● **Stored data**
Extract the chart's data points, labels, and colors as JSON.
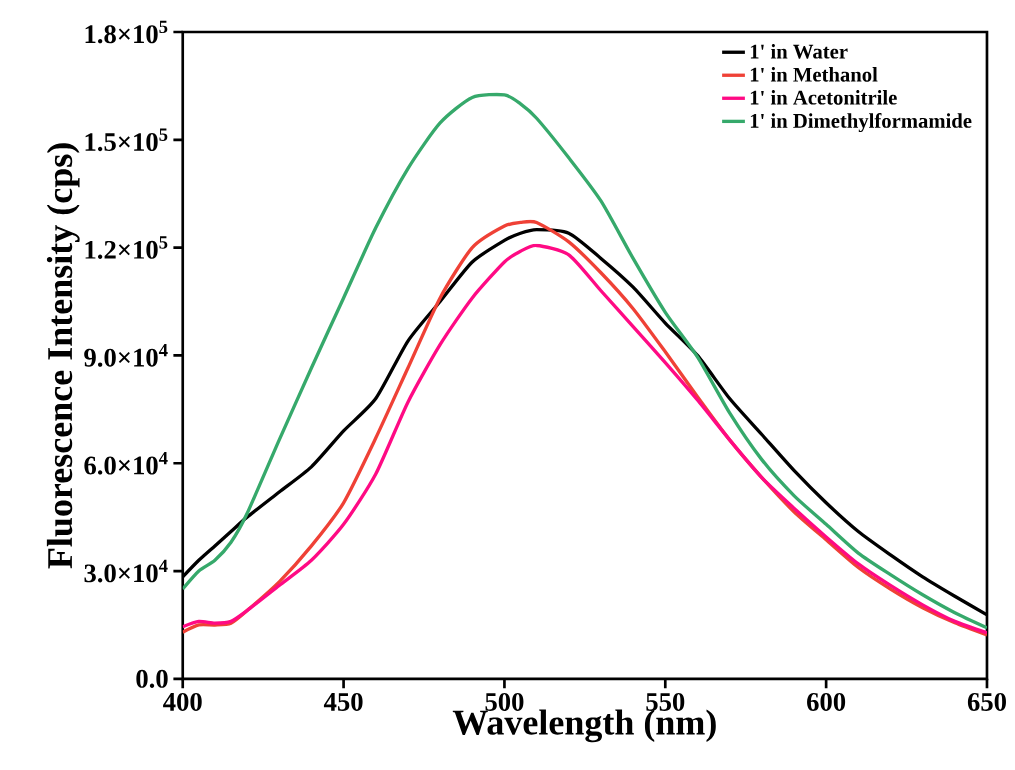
{
  "chart_data": {
    "type": "line",
    "xlabel": "Wavelength (nm)",
    "ylabel": "Fluorescence Intensity (cps)",
    "x": [
      400,
      405,
      410,
      415,
      420,
      430,
      440,
      450,
      460,
      470,
      480,
      490,
      500,
      505,
      510,
      520,
      530,
      540,
      550,
      560,
      570,
      580,
      590,
      600,
      610,
      620,
      630,
      640,
      650
    ],
    "series": [
      {
        "name": "1' in Water",
        "color": "#000000",
        "values": [
          28400,
          33000,
          37000,
          41000,
          45000,
          52000,
          59000,
          69000,
          78000,
          94000,
          105000,
          116000,
          122000,
          124000,
          125000,
          124000,
          117000,
          109000,
          99000,
          90000,
          78000,
          68000,
          58000,
          49000,
          41000,
          34500,
          28400,
          23000,
          17800
        ]
      },
      {
        "name": "1' in Methanol",
        "color": "#ef4136",
        "values": [
          13000,
          15000,
          15000,
          15500,
          19000,
          27000,
          37000,
          49000,
          67000,
          86500,
          106000,
          120000,
          126000,
          127000,
          127000,
          121600,
          113000,
          103000,
          91000,
          78500,
          66500,
          56000,
          46500,
          38700,
          31000,
          25000,
          19800,
          15600,
          12200
        ]
      },
      {
        "name": "1' in Acetonitrile",
        "color": "#ff0a84",
        "values": [
          14500,
          16000,
          15500,
          16000,
          19000,
          26000,
          33000,
          43000,
          57000,
          77000,
          93000,
          106000,
          116000,
          119000,
          120600,
          118000,
          108000,
          98000,
          88000,
          77600,
          66500,
          56000,
          47500,
          39500,
          32000,
          26000,
          20600,
          16000,
          12800
        ]
      },
      {
        "name": "1' in Dimethylformamide",
        "color": "#36a96b",
        "values": [
          25000,
          30000,
          33000,
          38000,
          46000,
          66500,
          86500,
          106000,
          125500,
          142000,
          154700,
          161800,
          162500,
          160000,
          156000,
          145000,
          133000,
          117000,
          102000,
          89600,
          74000,
          61000,
          51000,
          43000,
          35000,
          29000,
          23400,
          18400,
          14200
        ]
      }
    ],
    "xlim": [
      400,
      650
    ],
    "xticks": [
      400,
      450,
      500,
      550,
      600,
      650
    ],
    "ylim": [
      0,
      180000
    ],
    "yticks": [
      {
        "value": 0,
        "label": "0.0"
      },
      {
        "value": 30000,
        "label": "3.0×10$^{4}$"
      },
      {
        "value": 60000,
        "label": "6.0×10$^{4}$"
      },
      {
        "value": 90000,
        "label": "9.0×10$^{4}$"
      },
      {
        "value": 120000,
        "label": "1.2×10$^{5}$"
      },
      {
        "value": 150000,
        "label": "1.5×10$^{5}$"
      },
      {
        "value": 180000,
        "label": "1.8×10$^{5}$"
      }
    ],
    "legend": "top right",
    "grid": false,
    "marker": "none",
    "line_style": "solid"
  }
}
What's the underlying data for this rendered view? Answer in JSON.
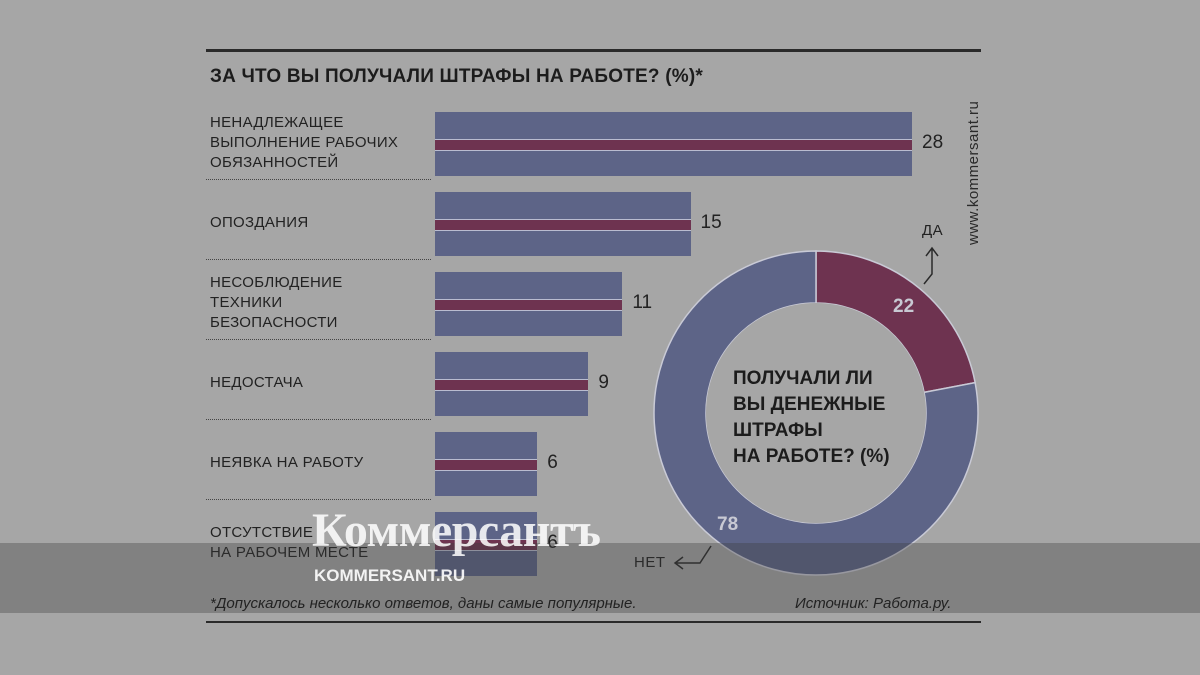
{
  "title": "ЗА ЧТО ВЫ ПОЛУЧАЛИ ШТРАФЫ НА РАБОТЕ? (%)*",
  "site": "www.kommersant.ru",
  "footnote": "*Допускалось несколько ответов, даны самые популярные.",
  "source": "Источник: Работа.ру.",
  "watermark": {
    "logo": "Коммерсантъ",
    "url": "KOMMERSANT.RU"
  },
  "chart_data": [
    {
      "type": "bar",
      "orientation": "horizontal",
      "title": "ЗА ЧТО ВЫ ПОЛУЧАЛИ ШТРАФЫ НА РАБОТЕ? (%)*",
      "categories": [
        [
          "НЕНАДЛЕЖАЩЕЕ",
          "ВЫПОЛНЕНИЕ РАБОЧИХ",
          "ОБЯЗАННОСТЕЙ"
        ],
        [
          "ОПОЗДАНИЯ"
        ],
        [
          "НЕСОБЛЮДЕНИЕ",
          "ТЕХНИКИ",
          "БЕЗОПАСНОСТИ"
        ],
        [
          "НЕДОСТАЧА"
        ],
        [
          "НЕЯВКА НА РАБОТУ"
        ],
        [
          "ОТСУТСТВИЕ",
          "НА РАБОЧЕМ МЕСТЕ"
        ]
      ],
      "values": [
        28,
        15,
        11,
        9,
        6,
        6
      ],
      "value_labels": [
        "28",
        "15",
        "11",
        "9",
        "6",
        "6"
      ],
      "xlim": [
        0,
        28
      ],
      "colors": {
        "bar": "#5d6487",
        "stripe": "#6e3350"
      }
    },
    {
      "type": "pie",
      "donut": true,
      "title": [
        "ПОЛУЧАЛИ ЛИ",
        "ВЫ ДЕНЕЖНЫЕ",
        "ШТРАФЫ",
        "НА РАБОТЕ? (%)"
      ],
      "slices": [
        {
          "label": "ДА",
          "value": 22,
          "value_label": "22",
          "color": "#6e3350"
        },
        {
          "label": "НЕТ",
          "value": 78,
          "value_label": "78",
          "color": "#5d6487"
        }
      ]
    }
  ]
}
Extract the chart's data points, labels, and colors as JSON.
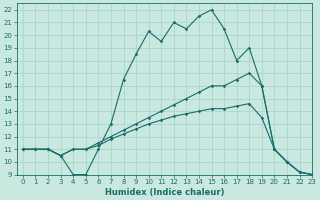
{
  "title": "",
  "xlabel": "Humidex (Indice chaleur)",
  "xlim": [
    -0.5,
    23
  ],
  "ylim": [
    9,
    22.5
  ],
  "yticks": [
    9,
    10,
    11,
    12,
    13,
    14,
    15,
    16,
    17,
    18,
    19,
    20,
    21,
    22
  ],
  "xticks": [
    0,
    1,
    2,
    3,
    4,
    5,
    6,
    7,
    8,
    9,
    10,
    11,
    12,
    13,
    14,
    15,
    16,
    17,
    18,
    19,
    20,
    21,
    22,
    23
  ],
  "bg_color": "#c8e8e0",
  "line_color": "#1a6b6b",
  "grid_color": "#aad4cc",
  "line1_x": [
    0,
    1,
    2,
    3,
    4,
    5,
    6,
    7,
    8,
    9,
    10,
    11,
    12,
    13,
    14,
    15,
    16,
    17,
    18,
    19,
    20,
    21,
    22,
    23
  ],
  "line1_y": [
    11,
    11,
    11,
    10.5,
    9,
    9,
    11,
    13,
    16.5,
    18.5,
    20.3,
    19.5,
    21,
    20.5,
    21.5,
    22,
    20.5,
    18,
    19,
    16,
    11,
    10,
    9.2,
    9
  ],
  "line2_x": [
    0,
    1,
    2,
    3,
    4,
    5,
    6,
    7,
    8,
    9,
    10,
    11,
    12,
    13,
    14,
    15,
    16,
    17,
    18,
    19,
    20,
    21,
    22,
    23
  ],
  "line2_y": [
    11,
    11,
    11,
    10.5,
    11,
    11,
    11.5,
    12,
    12.5,
    13,
    13.5,
    14,
    14.5,
    15,
    15.5,
    16,
    16,
    16.5,
    17,
    16,
    11,
    10,
    9.2,
    9
  ],
  "line3_x": [
    0,
    1,
    2,
    3,
    4,
    5,
    6,
    7,
    8,
    9,
    10,
    11,
    12,
    13,
    14,
    15,
    16,
    17,
    18,
    19,
    20,
    21,
    22,
    23
  ],
  "line3_y": [
    11,
    11,
    11,
    10.5,
    11,
    11,
    11.3,
    11.8,
    12.2,
    12.6,
    13.0,
    13.3,
    13.6,
    13.8,
    14.0,
    14.2,
    14.2,
    14.4,
    14.6,
    13.5,
    11,
    10,
    9.2,
    9
  ],
  "lw": 0.8,
  "ms": 1.8,
  "tick_fontsize": 5.0,
  "xlabel_fontsize": 6.0
}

● **What needs to be done**
Each record above should be copied character for character, with pictures dropped.

● **Written reply**
Extract the chart's data points, labels, and colors as JSON.
{
  "chart_data": {
    "type": "line",
    "xlabel": "Wavelength (nm)",
    "ylabel": "Fluorescence Intensity (cps)",
    "x": [
      400,
      405,
      410,
      415,
      420,
      430,
      440,
      450,
      460,
      470,
      480,
      490,
      500,
      505,
      510,
      520,
      530,
      540,
      550,
      560,
      570,
      580,
      590,
      600,
      610,
      620,
      630,
      640,
      650
    ],
    "series": [
      {
        "name": "1' in Water",
        "color": "#000000",
        "values": [
          28400,
          33000,
          37000,
          41000,
          45000,
          52000,
          59000,
          69000,
          78000,
          94000,
          105000,
          116000,
          122000,
          124000,
          125000,
          124000,
          117000,
          109000,
          99000,
          90000,
          78000,
          68000,
          58000,
          49000,
          41000,
          34500,
          28400,
          23000,
          17800
        ]
      },
      {
        "name": "1' in Methanol",
        "color": "#ef4136",
        "values": [
          13000,
          15000,
          15000,
          15500,
          19000,
          27000,
          37000,
          49000,
          67000,
          86500,
          106000,
          120000,
          126000,
          127000,
          127000,
          121600,
          113000,
          103000,
          91000,
          78500,
          66500,
          56000,
          46500,
          38700,
          31000,
          25000,
          19800,
          15600,
          12200
        ]
      },
      {
        "name": "1' in Acetonitrile",
        "color": "#ff0a84",
        "values": [
          14500,
          16000,
          15500,
          16000,
          19000,
          26000,
          33000,
          43000,
          57000,
          77000,
          93000,
          106000,
          116000,
          119000,
          120600,
          118000,
          108000,
          98000,
          88000,
          77600,
          66500,
          56000,
          47500,
          39500,
          32000,
          26000,
          20600,
          16000,
          12800
        ]
      },
      {
        "name": "1' in Dimethylformamide",
        "color": "#36a96b",
        "values": [
          25000,
          30000,
          33000,
          38000,
          46000,
          66500,
          86500,
          106000,
          125500,
          142000,
          154700,
          161800,
          162500,
          160000,
          156000,
          145000,
          133000,
          117000,
          102000,
          89600,
          74000,
          61000,
          51000,
          43000,
          35000,
          29000,
          23400,
          18400,
          14200
        ]
      }
    ],
    "xlim": [
      400,
      650
    ],
    "xticks": [
      400,
      450,
      500,
      550,
      600,
      650
    ],
    "ylim": [
      0,
      180000
    ],
    "yticks": [
      {
        "value": 0,
        "label": "0.0"
      },
      {
        "value": 30000,
        "label": "3.0×10$^{4}$"
      },
      {
        "value": 60000,
        "label": "6.0×10$^{4}$"
      },
      {
        "value": 90000,
        "label": "9.0×10$^{4}$"
      },
      {
        "value": 120000,
        "label": "1.2×10$^{5}$"
      },
      {
        "value": 150000,
        "label": "1.5×10$^{5}$"
      },
      {
        "value": 180000,
        "label": "1.8×10$^{5}$"
      }
    ],
    "legend": "top right",
    "grid": false,
    "marker": "none",
    "line_style": "solid"
  }
}
What's the underlying data for this rendered view? Answer in JSON.
{
  "title": "ЗА ЧТО ВЫ ПОЛУЧАЛИ ШТРАФЫ НА РАБОТЕ? (%)*",
  "site": "www.kommersant.ru",
  "footnote": "*Допускалось несколько ответов, даны самые популярные.",
  "source": "Источник: Работа.ру.",
  "watermark": {
    "logo": "Коммерсантъ",
    "url": "KOMMERSANT.RU"
  },
  "chart_data": [
    {
      "type": "bar",
      "orientation": "horizontal",
      "title": "ЗА ЧТО ВЫ ПОЛУЧАЛИ ШТРАФЫ НА РАБОТЕ? (%)*",
      "categories": [
        [
          "НЕНАДЛЕЖАЩЕЕ",
          "ВЫПОЛНЕНИЕ РАБОЧИХ",
          "ОБЯЗАННОСТЕЙ"
        ],
        [
          "ОПОЗДАНИЯ"
        ],
        [
          "НЕСОБЛЮДЕНИЕ",
          "ТЕХНИКИ",
          "БЕЗОПАСНОСТИ"
        ],
        [
          "НЕДОСТАЧА"
        ],
        [
          "НЕЯВКА НА РАБОТУ"
        ],
        [
          "ОТСУТСТВИЕ",
          "НА РАБОЧЕМ МЕСТЕ"
        ]
      ],
      "values": [
        28,
        15,
        11,
        9,
        6,
        6
      ],
      "value_labels": [
        "28",
        "15",
        "11",
        "9",
        "6",
        "6"
      ],
      "xlim": [
        0,
        28
      ],
      "colors": {
        "bar": "#5d6487",
        "stripe": "#6e3350"
      }
    },
    {
      "type": "pie",
      "donut": true,
      "title": [
        "ПОЛУЧАЛИ ЛИ",
        "ВЫ ДЕНЕЖНЫЕ",
        "ШТРАФЫ",
        "НА РАБОТЕ? (%)"
      ],
      "slices": [
        {
          "label": "ДА",
          "value": 22,
          "value_label": "22",
          "color": "#6e3350"
        },
        {
          "label": "НЕТ",
          "value": 78,
          "value_label": "78",
          "color": "#5d6487"
        }
      ]
    }
  ]
}
Extract the chart's data points, labels, and colors as JSON.
{
  "title": "",
  "xlabel": "Humidex (Indice chaleur)",
  "xlim": [
    -0.5,
    23
  ],
  "ylim": [
    9,
    22.5
  ],
  "yticks": [
    9,
    10,
    11,
    12,
    13,
    14,
    15,
    16,
    17,
    18,
    19,
    20,
    21,
    22
  ],
  "xticks": [
    0,
    1,
    2,
    3,
    4,
    5,
    6,
    7,
    8,
    9,
    10,
    11,
    12,
    13,
    14,
    15,
    16,
    17,
    18,
    19,
    20,
    21,
    22,
    23
  ],
  "bg_color": "#c8e8e0",
  "line_color": "#1a6b6b",
  "grid_color": "#aad4cc",
  "line1_x": [
    0,
    1,
    2,
    3,
    4,
    5,
    6,
    7,
    8,
    9,
    10,
    11,
    12,
    13,
    14,
    15,
    16,
    17,
    18,
    19,
    20,
    21,
    22,
    23
  ],
  "line1_y": [
    11,
    11,
    11,
    10.5,
    9,
    9,
    11,
    13,
    16.5,
    18.5,
    20.3,
    19.5,
    21,
    20.5,
    21.5,
    22,
    20.5,
    18,
    19,
    16,
    11,
    10,
    9.2,
    9
  ],
  "line2_x": [
    0,
    1,
    2,
    3,
    4,
    5,
    6,
    7,
    8,
    9,
    10,
    11,
    12,
    13,
    14,
    15,
    16,
    17,
    18,
    19,
    20,
    21,
    22,
    23
  ],
  "line2_y": [
    11,
    11,
    11,
    10.5,
    11,
    11,
    11.5,
    12,
    12.5,
    13,
    13.5,
    14,
    14.5,
    15,
    15.5,
    16,
    16,
    16.5,
    17,
    16,
    11,
    10,
    9.2,
    9
  ],
  "line3_x": [
    0,
    1,
    2,
    3,
    4,
    5,
    6,
    7,
    8,
    9,
    10,
    11,
    12,
    13,
    14,
    15,
    16,
    17,
    18,
    19,
    20,
    21,
    22,
    23
  ],
  "line3_y": [
    11,
    11,
    11,
    10.5,
    11,
    11,
    11.3,
    11.8,
    12.2,
    12.6,
    13.0,
    13.3,
    13.6,
    13.8,
    14.0,
    14.2,
    14.2,
    14.4,
    14.6,
    13.5,
    11,
    10,
    9.2,
    9
  ],
  "lw": 0.8,
  "ms": 1.8,
  "tick_fontsize": 5.0,
  "xlabel_fontsize": 6.0
}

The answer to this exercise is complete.